Collection entries:

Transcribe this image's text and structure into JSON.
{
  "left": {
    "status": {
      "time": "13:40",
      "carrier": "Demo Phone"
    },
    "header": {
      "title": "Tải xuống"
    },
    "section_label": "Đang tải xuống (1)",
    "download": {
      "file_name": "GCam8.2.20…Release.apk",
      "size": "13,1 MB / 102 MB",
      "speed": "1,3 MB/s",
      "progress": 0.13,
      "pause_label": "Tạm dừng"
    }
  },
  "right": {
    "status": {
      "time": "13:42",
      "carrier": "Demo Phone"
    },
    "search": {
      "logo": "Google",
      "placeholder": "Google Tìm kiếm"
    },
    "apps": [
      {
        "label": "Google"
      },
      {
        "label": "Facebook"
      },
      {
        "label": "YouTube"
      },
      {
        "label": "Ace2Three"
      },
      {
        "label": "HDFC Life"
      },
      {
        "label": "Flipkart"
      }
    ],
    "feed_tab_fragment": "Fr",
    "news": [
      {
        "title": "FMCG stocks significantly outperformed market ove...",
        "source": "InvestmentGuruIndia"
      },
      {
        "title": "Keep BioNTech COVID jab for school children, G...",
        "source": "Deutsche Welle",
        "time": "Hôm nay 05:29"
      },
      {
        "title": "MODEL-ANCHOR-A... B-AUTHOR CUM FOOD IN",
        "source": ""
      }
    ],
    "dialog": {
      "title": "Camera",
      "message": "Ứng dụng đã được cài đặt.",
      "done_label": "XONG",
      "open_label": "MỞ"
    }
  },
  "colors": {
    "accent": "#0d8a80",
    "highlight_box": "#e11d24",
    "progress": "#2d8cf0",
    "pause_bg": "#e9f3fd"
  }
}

*Exercise task:*
Reproduce every line of the material above exactly.

*Response:*
Transcribe this image's text and structure into JSON.
{
  "left": {
    "status": {
      "time": "13:40",
      "carrier": "Demo Phone"
    },
    "header": {
      "title": "Tải xuống"
    },
    "section_label": "Đang tải xuống (1)",
    "download": {
      "file_name": "GCam8.2.20…Release.apk",
      "size": "13,1 MB / 102 MB",
      "speed": "1,3 MB/s",
      "progress": 0.13,
      "pause_label": "Tạm dừng"
    }
  },
  "right": {
    "status": {
      "time": "13:42",
      "carrier": "Demo Phone"
    },
    "search": {
      "logo": "Google",
      "placeholder": "Google Tìm kiếm"
    },
    "apps": [
      {
        "label": "Google"
      },
      {
        "label": "Facebook"
      },
      {
        "label": "YouTube"
      },
      {
        "label": "Ace2Three"
      },
      {
        "label": "HDFC Life"
      },
      {
        "label": "Flipkart"
      }
    ],
    "feed_tab_fragment": "Fr",
    "news": [
      {
        "title": "FMCG stocks significantly outperformed market ove...",
        "source": "InvestmentGuruIndia"
      },
      {
        "title": "Keep BioNTech COVID jab for school children, G...",
        "source": "Deutsche Welle",
        "time": "Hôm nay 05:29"
      },
      {
        "title": "MODEL-ANCHOR-A... B-AUTHOR CUM FOOD IN",
        "source": ""
      }
    ],
    "dialog": {
      "title": "Camera",
      "message": "Ứng dụng đã được cài đặt.",
      "done_label": "XONG",
      "open_label": "MỞ"
    }
  },
  "colors": {
    "accent": "#0d8a80",
    "highlight_box": "#e11d24",
    "progress": "#2d8cf0",
    "pause_bg": "#e9f3fd"
  }
}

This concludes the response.